▶ _What the task asks_
In the data below, find every line with the string "name" and pull it out.

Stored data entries

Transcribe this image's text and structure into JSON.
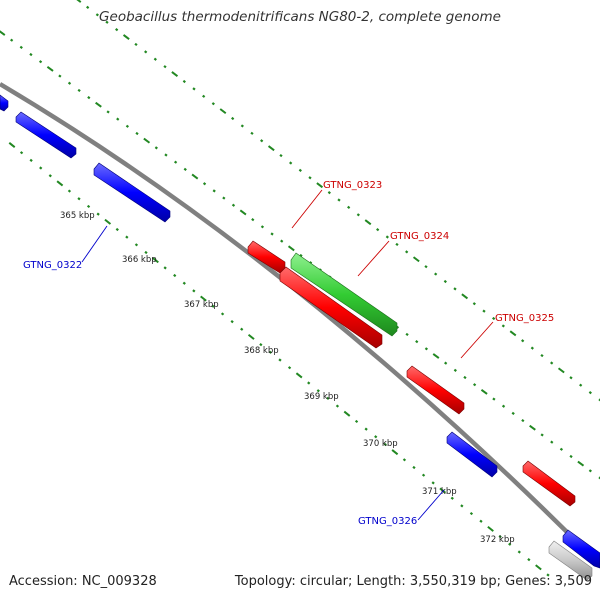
{
  "header": {
    "title": "Geobacillus thermodenitrificans NG80-2, complete genome"
  },
  "footer": {
    "accession": "Accession: NC_009328",
    "summary": "Topology: circular; Length: 3,550,319 bp; Genes: 3,509"
  },
  "colors": {
    "forward_strand": "#ff0000",
    "reverse_strand": "#0000ff",
    "rna": "#33cc33",
    "other": "#c8c8c8",
    "backbone": "#808080",
    "ticks": "#228822"
  },
  "kbp_labels": [
    "365 kbp",
    "366 kbp",
    "367 kbp",
    "368 kbp",
    "369 kbp",
    "370 kbp",
    "371 kbp",
    "372 kbp"
  ],
  "gene_labels": [
    {
      "name": "GTNG_0322",
      "color": "#0000cc"
    },
    {
      "name": "GTNG_0323",
      "color": "#cc0000"
    },
    {
      "name": "GTNG_0324",
      "color": "#cc0000"
    },
    {
      "name": "GTNG_0325",
      "color": "#cc0000"
    },
    {
      "name": "GTNG_0326",
      "color": "#0000cc"
    }
  ]
}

▶ _Task result_
      "name": "GTNG_0322",
      "name": "GTNG_0323",
      "name": "GTNG_0324",
      "name": "GTNG_0325",
      "name": "GTNG_0326",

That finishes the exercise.